→ **Task instructions**
Give the number of lines in the listing that hold the word "segundo". Write nothing but that number.

------------------------------------------------------------------------

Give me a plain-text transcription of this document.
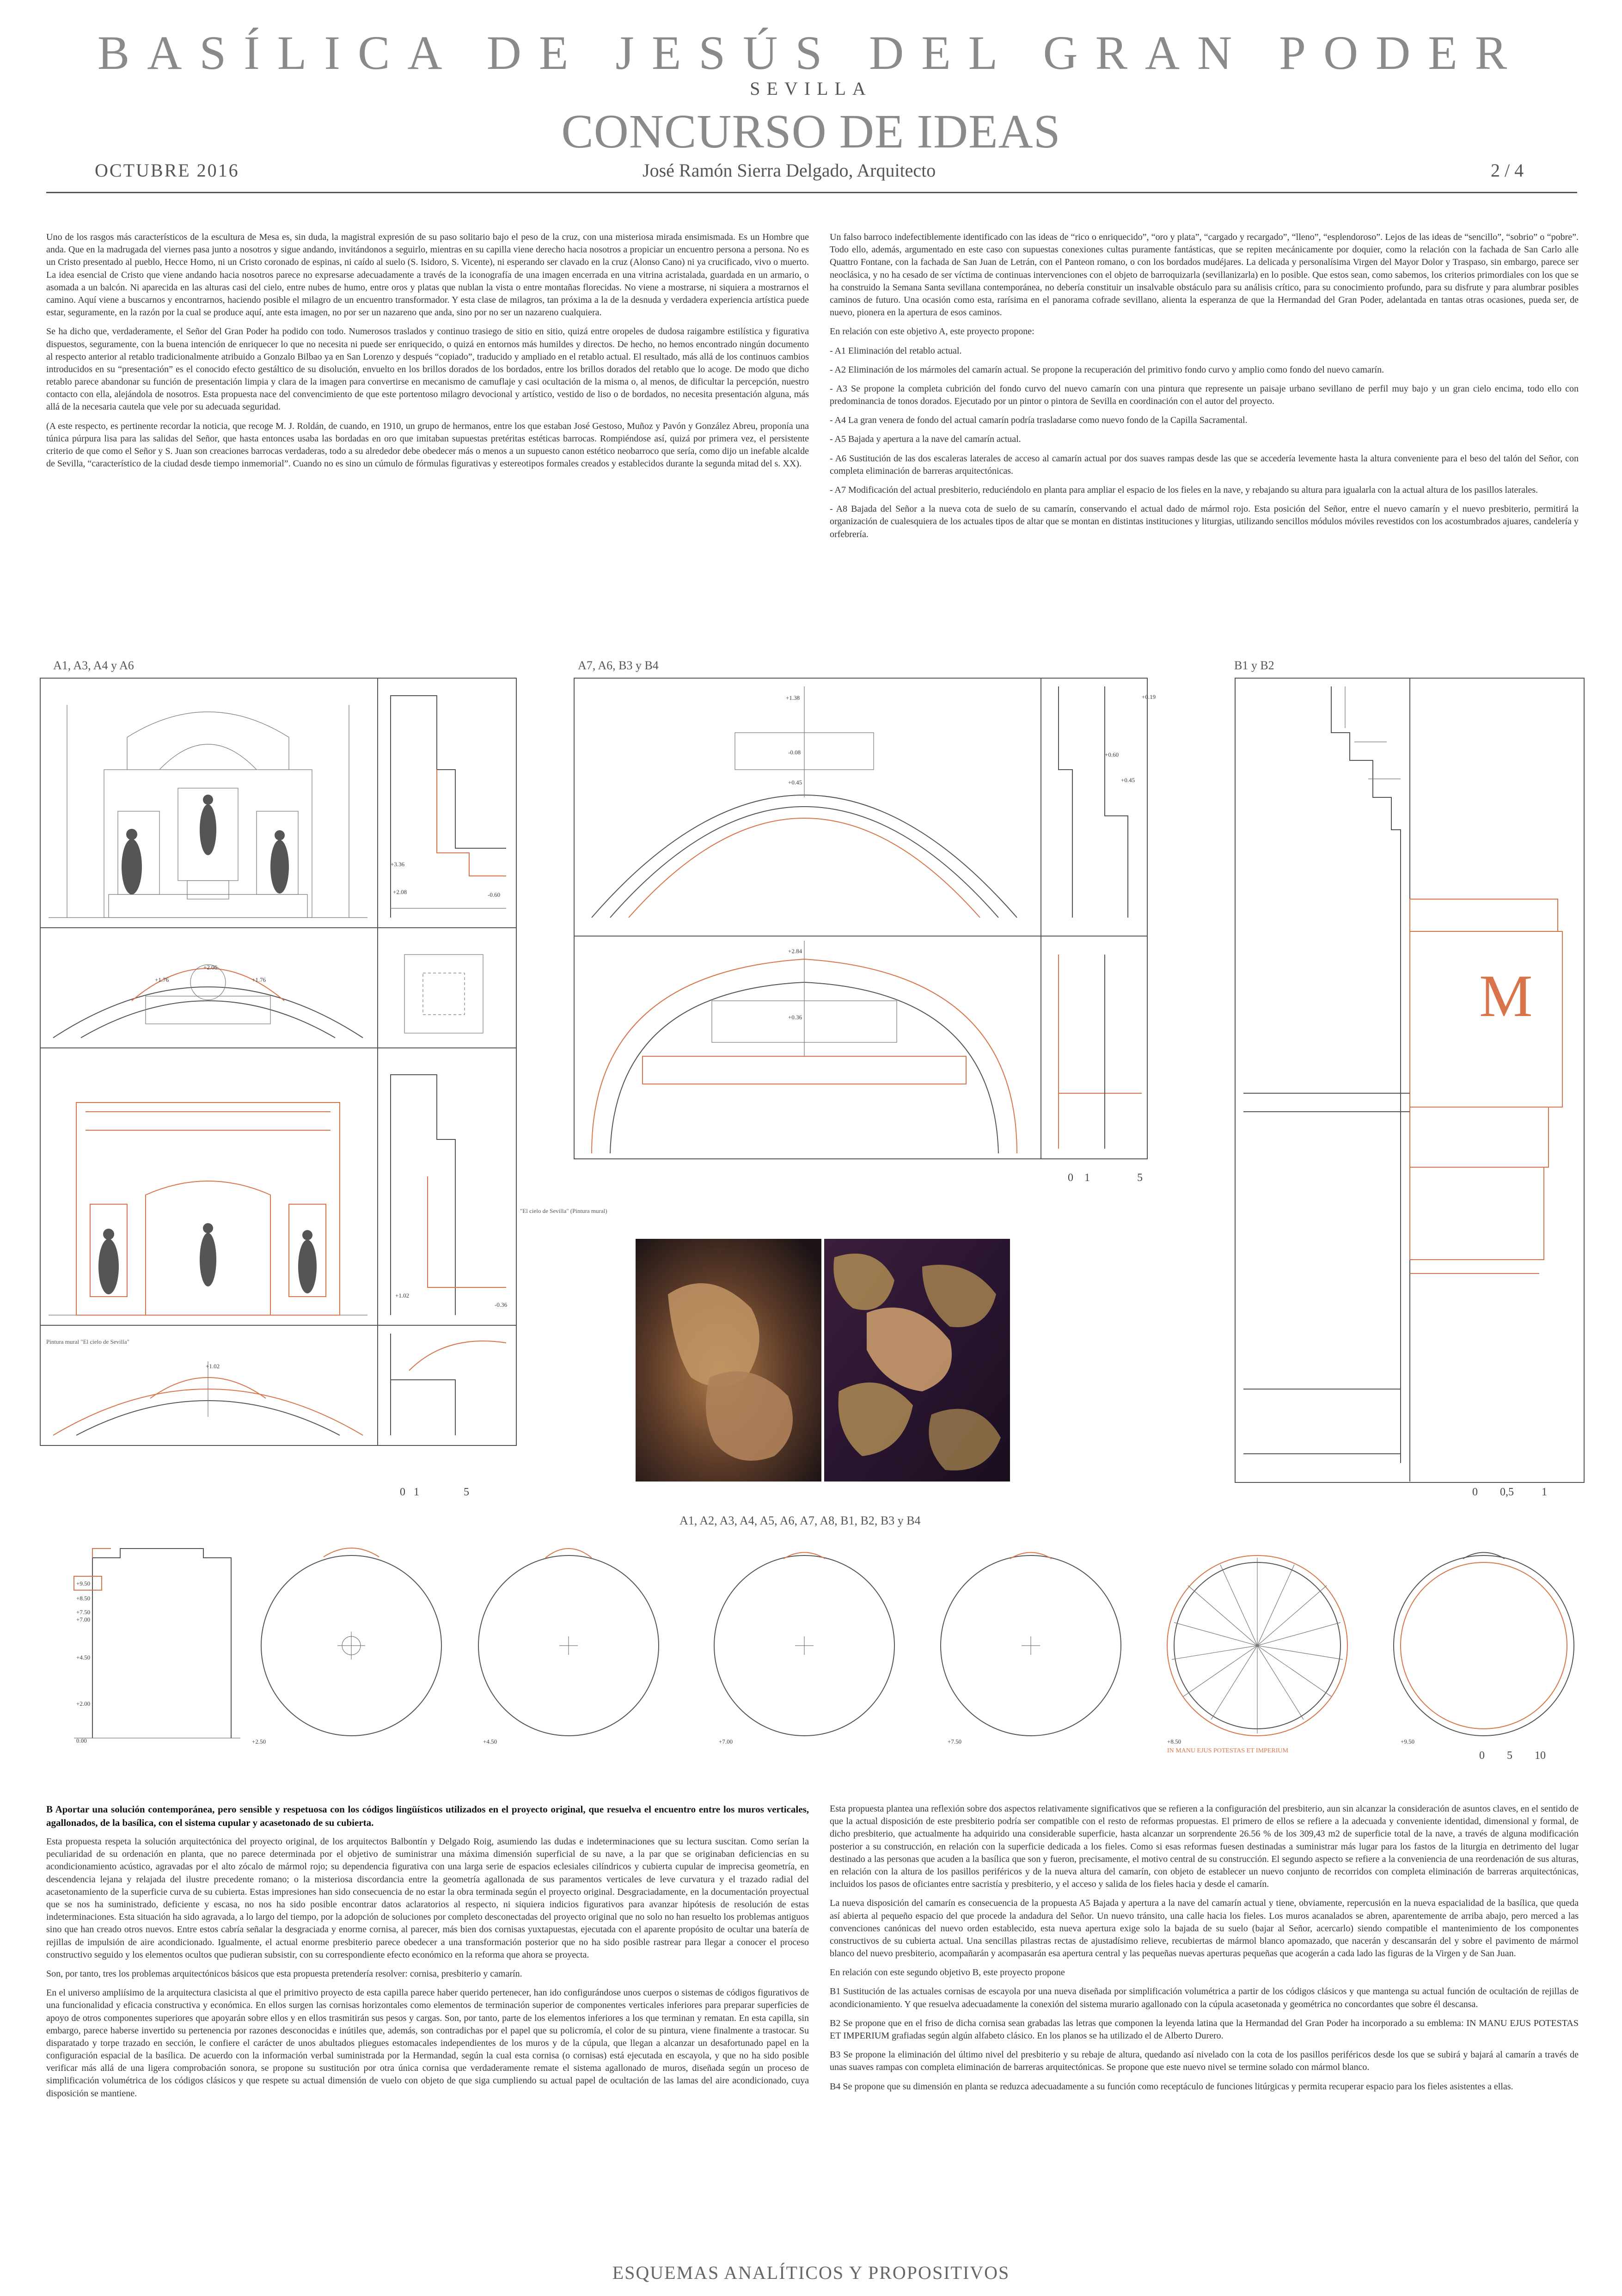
BASÍLICA DE JESÚS DEL GRAN PODER
SEVILLA
CONCURSO DE IDEAS
OCTUBRE 2016	José Ramón Sierra Delgado, Arquitecto	2 / 4

Uno de los rasgos más característicos de la escultura de Mesa es, sin duda, la magistral expresión de su paso solitario bajo el peso de la cruz, con una misteriosa mirada ensimismada. Es un Hombre que anda. Que en la madrugada del viernes pasa junto a nosotros y sigue andando, invitándonos a seguirlo, mientras en su capilla viene derecho hacia nosotros a propiciar un encuentro persona a persona. No es un Cristo presentado al pueblo, Hecce Homo, ni un Cristo coronado de espinas, ni caído al suelo (S. Isidoro, S. Vicente), ni esperando ser clavado en la cruz (Alonso Cano) ni ya crucificado, vivo o muerto. La idea esencial de Cristo que viene andando hacia nosotros parece no expresarse adecuadamente a través de la iconografía de una imagen encerrada en una vitrina acristalada, guardada en un armario, o asomada a un balcón. Ni aparecida en las alturas casi del cielo, entre nubes de humo, entre oros y platas que nublan la vista o entre montañas florecidas. No viene a mostrarse, ni siquiera a mostrarnos el camino. Aquí viene a buscarnos y encontrarnos, haciendo posible el milagro de un encuentro transformador. Y esta clase de milagros, tan próxima a la de la desnuda y verdadera experiencia artística puede estar, seguramente, en la razón por la cual se produce aquí, ante esta imagen, no por ser un nazareno que anda, sino por no ser un nazareno cualquiera.

Se ha dicho que, verdaderamente, el Señor del Gran Poder ha podido con todo. Numerosos traslados y continuo trasiego de sitio en sitio, quizá entre oropeles de dudosa raigambre estilística y figurativa dispuestos, seguramente, con la buena intención de enriquecer lo que no necesita ni puede ser enriquecido, o quizá en entornos más humildes y directos. De hecho, no hemos encontrado ningún documento al respecto anterior al retablo tradicionalmente atribuido a Gonzalo Bilbao ya en San Lorenzo y después “copiado”, traducido y ampliado en el retablo actual. El resultado, más allá de los continuos cambios introducidos en su “presentación” es el conocido efecto gestáltico de su disolución, envuelto en los brillos dorados de los bordados, entre los brillos dorados del retablo que lo acoge. De modo que dicho retablo parece abandonar su función de presentación limpia y clara de la imagen para convertirse en mecanismo de camuflaje y casi ocultación de la misma o, al menos, de dificultar la percepción, nuestro contacto con ella, alejándola de nosotros. Esta propuesta nace del convencimiento de que este portentoso milagro devocional y artístico, vestido de liso o de bordados, no necesita presentación alguna, más allá de la necesaria cautela que vele por su adecuada seguridad.

(A este respecto, es pertinente recordar la noticia, que recoge M. J. Roldán, de cuando, en 1910, un grupo de hermanos, entre los que estaban José Gestoso, Muñoz y Pavón y González Abreu, proponía una túnica púrpura lisa para las salidas del Señor, que hasta entonces usaba las bordadas en oro que imitaban supuestas pretéritas estéticas barrocas. Rompiéndose así, quizá por primera vez, el persistente criterio de que como el Señor y S. Juan son creaciones barrocas verdaderas, todo a su alrededor debe obedecer más o menos a un supuesto canon estético neobarroco que sería, como dijo un inefable alcalde de Sevilla, “característico de la ciudad desde tiempo inmemorial”. Cuando no es sino un cúmulo de fórmulas figurativas y estereotipos formales creados y establecidos durante la segunda mitad del s. XX).

Un falso barroco indefectiblemente identificado con las ideas de “rico o enriquecido”, “oro y plata”, “cargado y recargado”, “lleno”, “esplendoroso”. Lejos de las ideas de “sencillo”, “sobrio” o “pobre”. Todo ello, además, argumentado en este caso con supuestas conexiones cultas puramente fantásticas, que se repiten mecánicamente por doquier, como la relación con la fachada de San Carlo alle Quattro Fontane, con la fachada de San Juan de Letrán, con el Panteon romano, o con los bordados mudéjares. La delicada y personalísima Virgen del Mayor Dolor y Traspaso, sin embargo, parece ser neoclásica, y no ha cesado de ser víctima de continuas intervenciones con el objeto de barroquizarla (sevillanizarla) en lo posible. Que estos sean, como sabemos, los criterios primordiales con los que se ha construido la Semana Santa sevillana contemporánea, no debería constituir un insalvable obstáculo para su análisis crítico, para su conocimiento profundo, para su disfrute y para alumbrar posibles caminos de futuro. Una ocasión como esta, rarísima en el panorama cofrade sevillano, alienta la esperanza de que la Hermandad del Gran Poder, adelantada en tantas otras ocasiones, pueda ser, de nuevo, pionera en la apertura de esos caminos.

En relación con este objetivo A, este proyecto propone:

- A1 Eliminación del retablo actual.
- A2 Eliminación de los mármoles del camarín actual. Se propone la recuperación del primitivo fondo curvo y amplio como fondo del nuevo camarín.
- A3 Se propone la completa cubrición del fondo curvo del nuevo camarín con una pintura que represente un paisaje urbano sevillano de perfil muy bajo y un gran cielo encima, todo ello con predominancia de tonos dorados. Ejecutado por un pintor o pintora de Sevilla en coordinación con el autor del proyecto.
- A4 La gran venera de fondo del actual camarín podría trasladarse como nuevo fondo de la Capilla Sacramental.
- A5 Bajada y apertura a la nave del camarín actual.
- A6 Sustitución de las dos escaleras laterales de acceso al camarín actual por dos suaves rampas desde las que se accedería levemente hasta la altura conveniente para el beso del talón del Señor, con completa eliminación de barreras arquitectónicas.
- A7 Modificación del actual presbiterio, reduciéndolo en planta para ampliar el espacio de los fieles en la nave, y rebajando su altura para igualarla con la actual altura de los pasillos laterales.
- A8 Bajada del Señor a la nueva cota de suelo de su camarín, conservando el actual dado de mármol rojo. Esta posición del Señor, entre el nuevo camarín y el nuevo presbiterio, permitirá la organización de cualesquiera de los actuales tipos de altar que se montan en distintas instituciones y liturgias, utilizando sencillos módulos móviles revestidos con los acostumbrados ajuares, candelería y orfebrería.
A1, A3, A4 y A6	A7, A6, B3 y B4	B1 y B2
+3.36
+2.08	-0.60
+2.06
+1.76	+1.76
+1.02
-0.36
+1.02
"El cielo de Sevilla" (Pintura mural)
Pintura mural "El cielo de Sevilla"
0 1	5
+1.38
-0.08
+0.45
+2.84
+0.36
+0.19
+0.60
+0.45
0 1	5
M
0 0,5	1
A1, A2, A3, A4, A5, A6, A7, A8, B1, B2, B3 y B4
+9.50
+8.50
+7.50
+7.00
+4.50
+2.00
0.00	+2.50	+4.50	+7.00	+7.50	+8.50	+9.50
IN MANU EJUS POTESTAS ET IMPERIUM	0 5 10

B Aportar una solución contemporánea, pero sensible y respetuosa con los códigos lingüísticos utilizados en el proyecto original, que resuelva el encuentro entre los muros verticales, agallonados, de la basílica, con el sistema cupular y acasetonado de su cubierta.

Esta propuesta respeta la solución arquitectónica del proyecto original, de los arquitectos Balbontín y Delgado Roig, asumiendo las dudas e indeterminaciones que su lectura suscitan. Como serían la peculiaridad de su ordenación en planta, que no parece determinada por el objetivo de suministrar una máxima dimensión superficial de su nave, a la par que se originaban deficiencias en su acondicionamiento acústico, agravadas por el alto zócalo de mármol rojo; su dependencia figurativa con una larga serie de espacios eclesiales cilíndricos y cubierta cupular de imprecisa geometría, en descendencia lejana y relajada del ilustre precedente romano; o la misteriosa discordancia entre la geometría agallonada de sus paramentos verticales de leve curvatura y el trazado radial del acasetonamiento de la superficie curva de su cubierta. Estas impresiones han sido consecuencia de no estar la obra terminada según el proyecto original. Desgraciadamente, en la documentación proyectual que se nos ha suministrado, deficiente y escasa, no nos ha sido posible encontrar datos aclaratorios al respecto, ni siquiera indicios figurativos para avanzar hipótesis de resolución de estas indeterminaciones. Esta situación ha sido agravada, a lo largo del tiempo, por la adopción de soluciones por completo desconectadas del proyecto original que no solo no han resuelto los problemas antiguos sino que han creado otros nuevos. Entre estos cabría señalar la desgraciada y enorme cornisa, al parecer, más bien dos cornisas yuxtapuestas, ejecutada con el aparente propósito de ocultar una batería de rejillas de impulsión de aire acondicionado. Igualmente, el actual enorme presbiterio parece obedecer a una transformación posterior que no ha sido posible rastrear para llegar a conocer el proceso constructivo seguido y los elementos ocultos que pudieran subsistir, con su correspondiente efecto económico en la reforma que ahora se proyecta.

Son, por tanto, tres los problemas arquitectónicos básicos que esta propuesta pretendería resolver: cornisa, presbiterio y camarín.

En el universo ampliísimo de la arquitectura clasicista al que el primitivo proyecto de esta capilla parece haber querido pertenecer, han ido configurándose unos cuerpos o sistemas de códigos figurativos de una funcionalidad y eficacia constructiva y económica. En ellos surgen las cornisas horizontales como elementos de terminación superior de componentes verticales inferiores para preparar superficies de apoyo de otros componentes superiores que apoyarán sobre ellos y en ellos trasmitirán sus pesos y cargas. Son, por tanto, parte de los elementos inferiores a los que terminan y rematan. En esta capilla, sin embargo, parece haberse invertido su pertenencia por razones desconocidas e inútiles que, además, son contradichas por el papel que su policromía, el color de su pintura, viene finalmente a trastocar. Su disparatado y torpe trazado en sección, le confiere el carácter de unos abultados pliegues estomacales independientes de los muros y de la cúpula, que llegan a alcanzar un desafortunado papel en la configuración espacial de la basílica. De acuerdo con la información verbal suministrada por la Hermandad, según la cual esta cornisa (o cornisas) está ejecutada en escayola, y que no ha sido posible verificar más allá de una ligera comprobación sonora, se propone su sustitución por otra única cornisa que verdaderamente remate el sistema agallonado de muros, diseñada según un proceso de simplificación volumétrica de los códigos clásicos y que respete su actual dimensión de vuelo con objeto de que siga cumpliendo su actual papel de ocultación de las lamas del aire acondicionado, cuya disposición se mantiene.

Esta propuesta plantea una reflexión sobre dos aspectos relativamente significativos que se refieren a la configuración del presbiterio, aun sin alcanzar la consideración de asuntos claves, en el sentido de que la actual disposición de este presbiterio podría ser compatible con el resto de reformas propuestas. El primero de ellos se refiere a la adecuada y conveniente identidad, dimensional y formal, de dicho presbiterio, que actualmente ha adquirido una considerable superficie, hasta alcanzar un sorprendente 26.56 % de los 309,43 m2 de superficie total de la nave, a través de alguna modificación posterior a su construcción, en relación con la superficie dedicada a los fieles. Como si esas reformas fuesen destinadas a suministrar más lugar para los fastos de la liturgia en detrimento del lugar destinado a las personas que acuden a la basílica que son y fueron, precisamente, el motivo central de su construcción. El segundo aspecto se refiere a la conveniencia de una reordenación de sus alturas, en relación con la altura de los pasillos periféricos y de la nueva altura del camarín, con objeto de establecer un nuevo conjunto de recorridos con completa eliminación de barreras arquitectónicas, incluidos los pasos de oficiantes entre sacristía y presbiterio, y el acceso y salida de los fieles hacia y desde el camarín.

La nueva disposición del camarín es consecuencia de la propuesta A5 Bajada y apertura a la nave del camarín actual y tiene, obviamente, repercusión en la nueva espacialidad de la basílica, que queda así abierta al pequeño espacio del que procede la andadura del Señor. Un nuevo tránsito, una calle hacia los fieles. Los muros acanalados se abren, aparentemente de arriba abajo, pero merced a las convenciones canónicas del nuevo orden establecido, esta nueva apertura exige solo la bajada de su suelo (bajar al Señor, acercarlo) siendo compatible el mantenimiento de los componentes constructivos de su cubierta actual. Una sencillas pilastras rectas de ajustadísimo relieve, recubiertas de mármol blanco apomazado, que nacerán y descansarán del y sobre el pavimento de mármol blanco del nuevo presbiterio, acompañarán y acompasarán esa apertura central y las pequeñas nuevas aperturas pequeñas que acogerán a cada lado las figuras de la Virgen y de San Juan.

En relación con este segundo objetivo B, este proyecto propone

B1 Sustitución de las actuales cornisas de escayola por una nueva diseñada por simplificación volumétrica a partir de los códigos clásicos y que mantenga su actual función de ocultación de rejillas de acondicionamiento. Y que resuelva adecuadamente la conexión del sistema murario agallonado con la cúpula acasetonada y geométrica no concordantes que sobre él descansa.
B2 Se propone que en el friso de dicha cornisa sean grabadas las letras que componen la leyenda latina que la Hermandad del Gran Poder ha incorporado a su emblema: IN MANU EJUS POTESTAS ET IMPERIUM grafiadas según algún alfabeto clásico. En los planos se ha utilizado el de Alberto Durero.
B3 Se propone la eliminación del último nivel del presbiterio y su rebaje de altura, quedando así nivelado con la cota de los pasillos periféricos desde los que se subirá y bajará al camarín a través de unas suaves rampas con completa eliminación de barreras arquitectónicas. Se propone que este nuevo nivel se termine solado con mármol blanco.
B4 Se propone que su dimensión en planta se reduzca adecuadamente a su función como receptáculo de funciones litúrgicas y permita recuperar espacio para los fieles asistentes a ellas.
ESQUEMAS ANALÍTICOS Y PROPOSITIVOS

------------------------------------------------------------------------

→ **Exercise answer**
2